GIVEN RECORDS.
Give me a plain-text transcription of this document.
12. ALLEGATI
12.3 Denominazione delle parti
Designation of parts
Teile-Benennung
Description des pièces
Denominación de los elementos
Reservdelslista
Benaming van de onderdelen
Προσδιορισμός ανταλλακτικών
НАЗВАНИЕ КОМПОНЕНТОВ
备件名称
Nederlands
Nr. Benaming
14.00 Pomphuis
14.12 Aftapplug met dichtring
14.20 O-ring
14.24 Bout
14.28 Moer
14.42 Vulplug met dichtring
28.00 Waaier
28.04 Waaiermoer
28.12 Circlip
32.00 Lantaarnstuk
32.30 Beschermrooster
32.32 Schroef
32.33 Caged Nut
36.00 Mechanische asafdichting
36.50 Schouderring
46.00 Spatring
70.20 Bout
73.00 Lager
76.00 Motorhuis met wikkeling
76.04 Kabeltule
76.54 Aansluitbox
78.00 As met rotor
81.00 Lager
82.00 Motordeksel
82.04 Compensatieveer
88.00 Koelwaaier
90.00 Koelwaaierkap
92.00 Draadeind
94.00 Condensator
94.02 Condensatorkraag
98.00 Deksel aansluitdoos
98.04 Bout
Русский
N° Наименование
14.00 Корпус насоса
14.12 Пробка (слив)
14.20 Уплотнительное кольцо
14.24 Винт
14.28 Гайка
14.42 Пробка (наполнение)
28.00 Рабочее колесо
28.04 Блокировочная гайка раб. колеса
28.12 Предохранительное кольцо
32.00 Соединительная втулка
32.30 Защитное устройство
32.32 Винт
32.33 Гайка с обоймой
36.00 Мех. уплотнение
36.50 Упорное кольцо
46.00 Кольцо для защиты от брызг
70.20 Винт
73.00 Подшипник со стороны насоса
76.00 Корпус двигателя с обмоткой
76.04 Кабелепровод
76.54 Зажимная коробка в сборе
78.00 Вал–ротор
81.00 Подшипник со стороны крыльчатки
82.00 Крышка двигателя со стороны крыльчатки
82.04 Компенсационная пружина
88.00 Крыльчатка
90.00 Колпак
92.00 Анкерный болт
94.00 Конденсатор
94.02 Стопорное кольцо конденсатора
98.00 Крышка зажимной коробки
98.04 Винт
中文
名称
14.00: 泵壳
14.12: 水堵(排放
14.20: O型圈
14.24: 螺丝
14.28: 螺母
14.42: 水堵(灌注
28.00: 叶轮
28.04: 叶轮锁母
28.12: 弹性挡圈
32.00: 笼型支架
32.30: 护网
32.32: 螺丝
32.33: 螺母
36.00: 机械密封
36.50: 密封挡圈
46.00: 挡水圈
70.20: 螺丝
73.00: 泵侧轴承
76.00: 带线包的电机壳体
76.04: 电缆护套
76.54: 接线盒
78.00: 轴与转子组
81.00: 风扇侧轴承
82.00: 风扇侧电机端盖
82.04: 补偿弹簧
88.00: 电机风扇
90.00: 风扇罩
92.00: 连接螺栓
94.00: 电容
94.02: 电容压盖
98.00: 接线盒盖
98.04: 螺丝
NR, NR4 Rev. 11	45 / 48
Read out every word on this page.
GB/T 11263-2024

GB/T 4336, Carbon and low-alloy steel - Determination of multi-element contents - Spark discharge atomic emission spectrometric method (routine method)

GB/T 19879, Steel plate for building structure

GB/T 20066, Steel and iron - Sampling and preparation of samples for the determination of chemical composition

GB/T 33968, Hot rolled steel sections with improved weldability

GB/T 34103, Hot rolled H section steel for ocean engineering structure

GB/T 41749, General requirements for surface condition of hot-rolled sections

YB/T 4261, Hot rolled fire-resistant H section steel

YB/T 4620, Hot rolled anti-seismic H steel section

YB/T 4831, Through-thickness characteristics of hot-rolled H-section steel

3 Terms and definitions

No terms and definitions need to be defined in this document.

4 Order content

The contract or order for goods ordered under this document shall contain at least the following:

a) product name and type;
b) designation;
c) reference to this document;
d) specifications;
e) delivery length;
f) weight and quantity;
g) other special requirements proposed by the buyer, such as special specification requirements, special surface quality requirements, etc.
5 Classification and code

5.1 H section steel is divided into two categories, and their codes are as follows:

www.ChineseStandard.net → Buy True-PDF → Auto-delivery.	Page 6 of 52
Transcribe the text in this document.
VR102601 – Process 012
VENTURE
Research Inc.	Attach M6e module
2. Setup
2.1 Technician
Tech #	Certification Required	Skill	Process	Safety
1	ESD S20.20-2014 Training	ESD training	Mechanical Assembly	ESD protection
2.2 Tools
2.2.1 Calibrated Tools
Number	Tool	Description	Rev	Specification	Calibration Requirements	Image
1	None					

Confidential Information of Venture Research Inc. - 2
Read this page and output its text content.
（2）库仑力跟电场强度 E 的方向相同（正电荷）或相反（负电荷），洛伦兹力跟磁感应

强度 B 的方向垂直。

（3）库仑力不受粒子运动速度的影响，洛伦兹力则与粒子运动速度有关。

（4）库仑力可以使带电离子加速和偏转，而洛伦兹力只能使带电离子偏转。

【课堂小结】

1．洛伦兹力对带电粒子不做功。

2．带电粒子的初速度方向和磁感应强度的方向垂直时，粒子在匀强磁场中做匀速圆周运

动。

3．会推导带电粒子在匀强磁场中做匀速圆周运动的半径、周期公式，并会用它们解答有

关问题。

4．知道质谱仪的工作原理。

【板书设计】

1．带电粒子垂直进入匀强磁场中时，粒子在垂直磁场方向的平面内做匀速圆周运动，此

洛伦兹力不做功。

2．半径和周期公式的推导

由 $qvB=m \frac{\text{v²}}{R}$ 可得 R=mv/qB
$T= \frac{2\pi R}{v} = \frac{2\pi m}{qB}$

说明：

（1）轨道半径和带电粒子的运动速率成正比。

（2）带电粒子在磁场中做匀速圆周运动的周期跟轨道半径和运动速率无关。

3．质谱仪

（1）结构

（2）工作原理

WHAT NEEDS TO BE DONE.
Copy all the lines, exactly.

RESPONSE TO THIS TASK.
Give me a plain-text transcription of this document.
12. ALLEGATI
12.3 Denominazione delle parti
Designation of parts
Teile-Benennung
Description des pièces
Denominación de los elementos
Reservdelslista
Benaming van de onderdelen
Προσδιορισμός ανταλλακτικών
НАЗВАНИЕ КОМПОНЕНТОВ
备件名称
Nederlands
Nr. Benaming
14.00 Pomphuis
14.12 Aftapplug met dichtring
14.20 O-ring
14.24 Bout
14.28 Moer
14.42 Vulplug met dichtring
28.00 Waaier
28.04 Waaiermoer
28.12 Circlip
32.00 Lantaarnstuk
32.30 Beschermrooster
32.32 Schroef
32.33 Caged Nut
36.00 Mechanische asafdichting
36.50 Schouderring
46.00 Spatring
70.20 Bout
73.00 Lager
76.00 Motorhuis met wikkeling
76.04 Kabeltule
76.54 Aansluitbox
78.00 As met rotor
81.00 Lager
82.00 Motordeksel
82.04 Compensatieveer
88.00 Koelwaaier
90.00 Koelwaaierkap
92.00 Draadeind
94.00 Condensator
94.02 Condensatorkraag
98.00 Deksel aansluitdoos
98.04 Bout
Русский
N° Наименование
14.00 Корпус насоса
14.12 Пробка (слив)
14.20 Уплотнительное кольцо
14.24 Винт
14.28 Гайка
14.42 Пробка (наполнение)
28.00 Рабочее колесо
28.04 Блокировочная гайка раб. колеса
28.12 Предохранительное кольцо
32.00 Соединительная втулка
32.30 Защитное устройство
32.32 Винт
32.33 Гайка с обоймой
36.00 Мех. уплотнение
36.50 Упорное кольцо
46.00 Кольцо для защиты от брызг
70.20 Винт
73.00 Подшипник со стороны насоса
76.00 Корпус двигателя с обмоткой
76.04 Кабелепровод
76.54 Зажимная коробка в сборе
78.00 Вал–ротор
81.00 Подшипник со стороны крыльчатки
82.00 Крышка двигателя со стороны крыльчатки
82.04 Компенсационная пружина
88.00 Крыльчатка
90.00 Колпак
92.00 Анкерный болт
94.00 Конденсатор
94.02 Стопорное кольцо конденсатора
98.00 Крышка зажимной коробки
98.04 Винт
中文
名称
14.00: 泵壳
14.12: 水堵(排放
14.20: O型圈
14.24: 螺丝
14.28: 螺母
14.42: 水堵(灌注
28.00: 叶轮
28.04: 叶轮锁母
28.12: 弹性挡圈
32.00: 笼型支架
32.30: 护网
32.32: 螺丝
32.33: 螺母
36.00: 机械密封
36.50: 密封挡圈
46.00: 挡水圈
70.20: 螺丝
73.00: 泵侧轴承
76.00: 带线包的电机壳体
76.04: 电缆护套
76.54: 接线盒
78.00: 轴与转子组
81.00: 风扇侧轴承
82.00: 风扇侧电机端盖
82.04: 补偿弹簧
88.00: 电机风扇
90.00: 风扇罩
92.00: 连接螺栓
94.00: 电容
94.02: 电容压盖
98.00: 接线盒盖
98.04: 螺丝
NR, NR4 Rev. 11	45 / 48
Read out every word on this page.
GB/T 11263-2024

GB/T 4336, Carbon and low-alloy steel - Determination of multi-element contents - Spark discharge atomic emission spectrometric method (routine method)

GB/T 19879, Steel plate for building structure

GB/T 20066, Steel and iron - Sampling and preparation of samples for the determination of chemical composition

GB/T 33968, Hot rolled steel sections with improved weldability

GB/T 34103, Hot rolled H section steel for ocean engineering structure

GB/T 41749, General requirements for surface condition of hot-rolled sections

YB/T 4261, Hot rolled fire-resistant H section steel

YB/T 4620, Hot rolled anti-seismic H steel section

YB/T 4831, Through-thickness characteristics of hot-rolled H-section steel

3 Terms and definitions

No terms and definitions need to be defined in this document.

4 Order content

The contract or order for goods ordered under this document shall contain at least the following:

a) product name and type;
b) designation;
c) reference to this document;
d) specifications;
e) delivery length;
f) weight and quantity;
g) other special requirements proposed by the buyer, such as special specification requirements, special surface quality requirements, etc.
5 Classification and code

5.1 H section steel is divided into two categories, and their codes are as follows:

www.ChineseStandard.net → Buy True-PDF → Auto-delivery.	Page 6 of 52
Transcribe the text in this document.
VR102601 – Process 012
VENTURE
Research Inc.	Attach M6e module
2. Setup
2.1 Technician
Tech #	Certification Required	Skill	Process	Safety
1	ESD S20.20-2014 Training	ESD training	Mechanical Assembly	ESD protection
2.2 Tools
2.2.1 Calibrated Tools
Number	Tool	Description	Rev	Specification	Calibration Requirements	Image
1	None					

Confidential Information of Venture Research Inc. - 2
Read this page and output its text content.
（2）库仑力跟电场强度 E 的方向相同（正电荷）或相反（负电荷），洛伦兹力跟磁感应

强度 B 的方向垂直。

（3）库仑力不受粒子运动速度的影响，洛伦兹力则与粒子运动速度有关。

（4）库仑力可以使带电离子加速和偏转，而洛伦兹力只能使带电离子偏转。

【课堂小结】

1．洛伦兹力对带电粒子不做功。

2．带电粒子的初速度方向和磁感应强度的方向垂直时，粒子在匀强磁场中做匀速圆周运

动。

3．会推导带电粒子在匀强磁场中做匀速圆周运动的半径、周期公式，并会用它们解答有

关问题。

4．知道质谱仪的工作原理。

【板书设计】

1．带电粒子垂直进入匀强磁场中时，粒子在垂直磁场方向的平面内做匀速圆周运动，此

洛伦兹力不做功。

2．半径和周期公式的推导

由 $qvB=m \frac{\text{v²}}{R}$ 可得 R=mv/qB
$T= \frac{2\pi R}{v} = \frac{2\pi m}{qB}$

说明：

（1）轨道半径和带电粒子的运动速率成正比。

（2）带电粒子在磁场中做匀速圆周运动的周期跟轨道半径和运动速率无关。

3．质谱仪

（1）结构

（2）工作原理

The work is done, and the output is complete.